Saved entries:
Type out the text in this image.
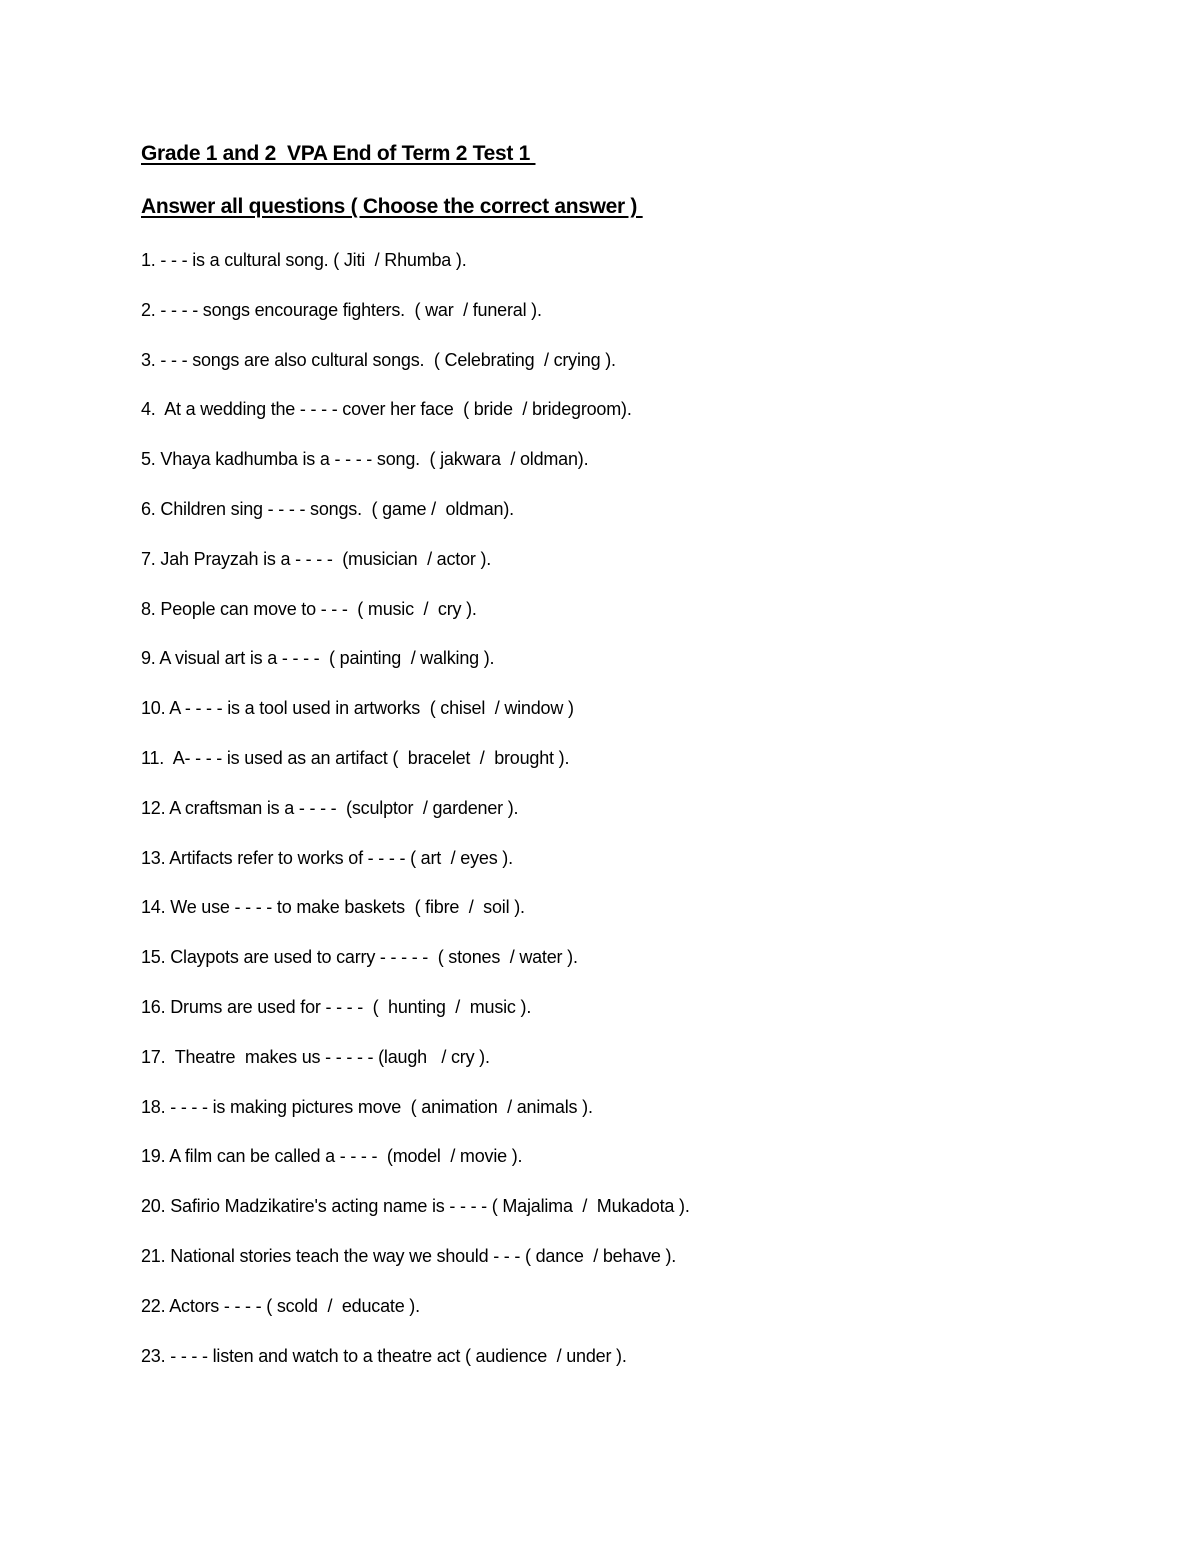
Grade 1 and 2  VPA End of Term 2 Test 1
Answer all questions ( Choose the correct answer )
1. - - - is a cultural song. ( Jiti  / Rhumba ).
2. - - - - songs encourage fighters.  ( war  / funeral ).
3. - - - songs are also cultural songs.  ( Celebrating  / crying ).
4.  At a wedding the - - - - cover her face  ( bride  / bridegroom).
5. Vhaya kadhumba is a - - - - song.  ( jakwara  / oldman).
6. Children sing - - - - songs.  ( game /  oldman).
7. Jah Prayzah is a - - - -  (musician  / actor ).
8. People can move to - - -  ( music  /  cry ).
9. A visual art is a - - - -  ( painting  / walking ).
10. A - - - - is a tool used in artworks  ( chisel  / window )
11.  A- - - - is used as an artifact (  bracelet  /  brought ).
12. A craftsman is a - - - -  (sculptor  / gardener ).
13. Artifacts refer to works of - - - - ( art  / eyes ).
14. We use - - - - to make baskets  ( fibre  /  soil ).
15. Claypots are used to carry - - - - -  ( stones  / water ).
16. Drums are used for - - - -  (  hunting  /  music ).
17.  Theatre  makes us - - - - - (laugh   / cry ).
18. - - - - is making pictures move  ( animation  / animals ).
19. A film can be called a - - - -  (model  / movie ).
20. Safirio Madzikatire's acting name is - - - - ( Majalima  /  Mukadota ).
21. National stories teach the way we should - - - ( dance  / behave ).
22. Actors - - - - ( scold  /  educate ).
23. - - - - listen and watch to a theatre act ( audience  / under ).
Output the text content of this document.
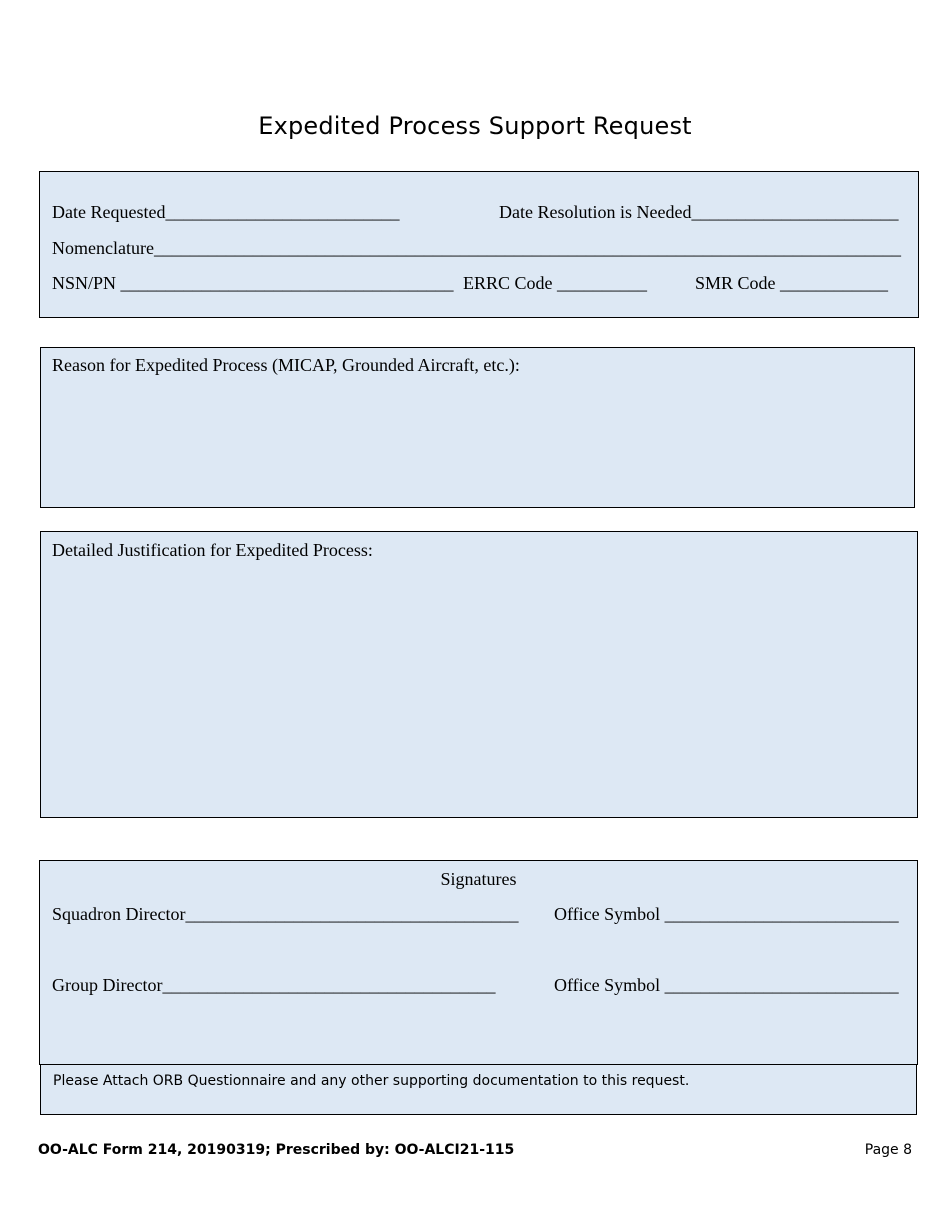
Expedited Process Support Request
Date Requested__________________________	Date Resolution is Needed_______________________
Nomenclature___________________________________________________________________________________
NSN/PN _____________________________________ ERRC Code __________	SMR Code ____________
Reason for Expedited Process (MICAP, Grounded Aircraft, etc.):
Detailed Justification for Expedited Process:
Signatures
Squadron Director_____________________________________ Office Symbol __________________________
Group Director_____________________________________	Office Symbol __________________________
Please Attach ORB Questionnaire and any other supporting documentation to this request.
OO-ALC Form 214, 20190319; Prescribed by: OO-ALCI21-115	Page 8
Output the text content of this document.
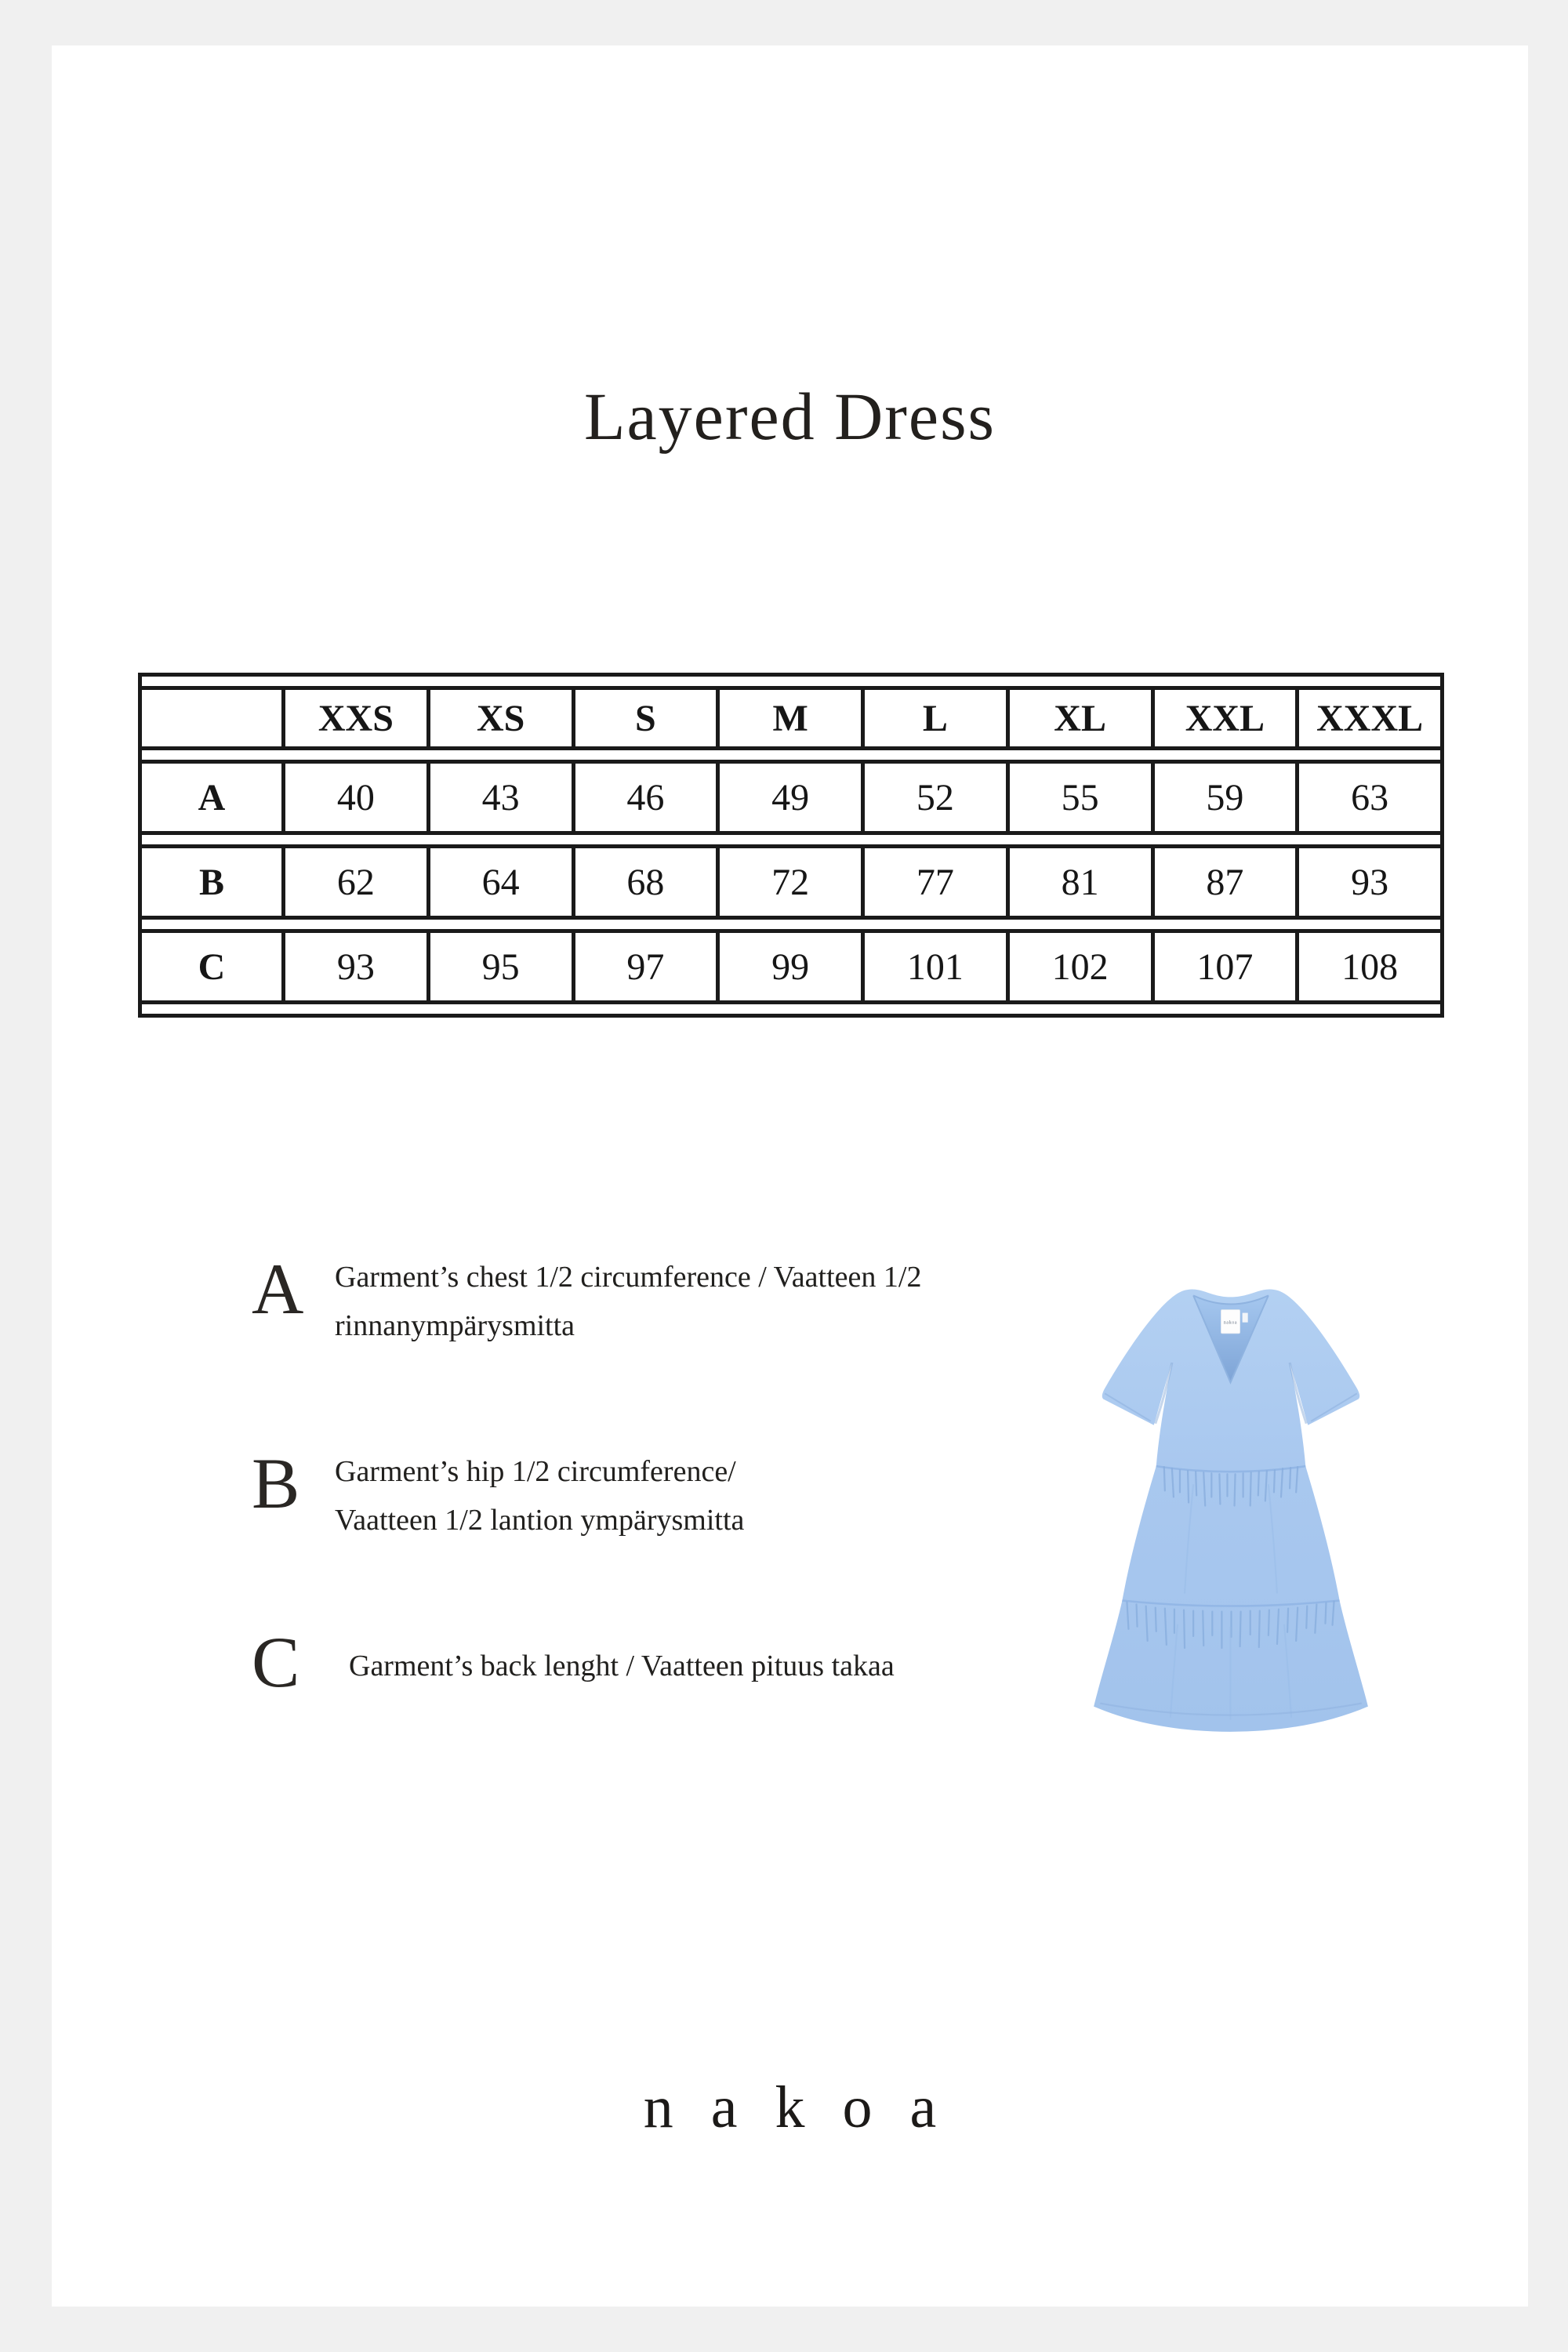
Layered Dress
	XXS	XS	S	M	L	XL	XXL	XXXL
A	40	43	46	49	52	55	59	63
B	62	64	68	72	77	81	87	93
C	93	95	97	99	101	102	107	108
A	Garment’s chest 1/2 circumference / Vaatteen 1/2
rinnanympärysmitta
B	Garment’s hip 1/2 circumference/
Vaatteen 1/2 lantion ympärysmitta
C	Garment’s back lenght / Vaatteen pituus takaa
nakoa
nakoa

* [Written problem] Return every line holding the word "Office" from the records.

* [Answer to this exercise]
Squadron Director_____________________________________ Office Symbol __________________________
Group Director_____________________________________	Office Symbol __________________________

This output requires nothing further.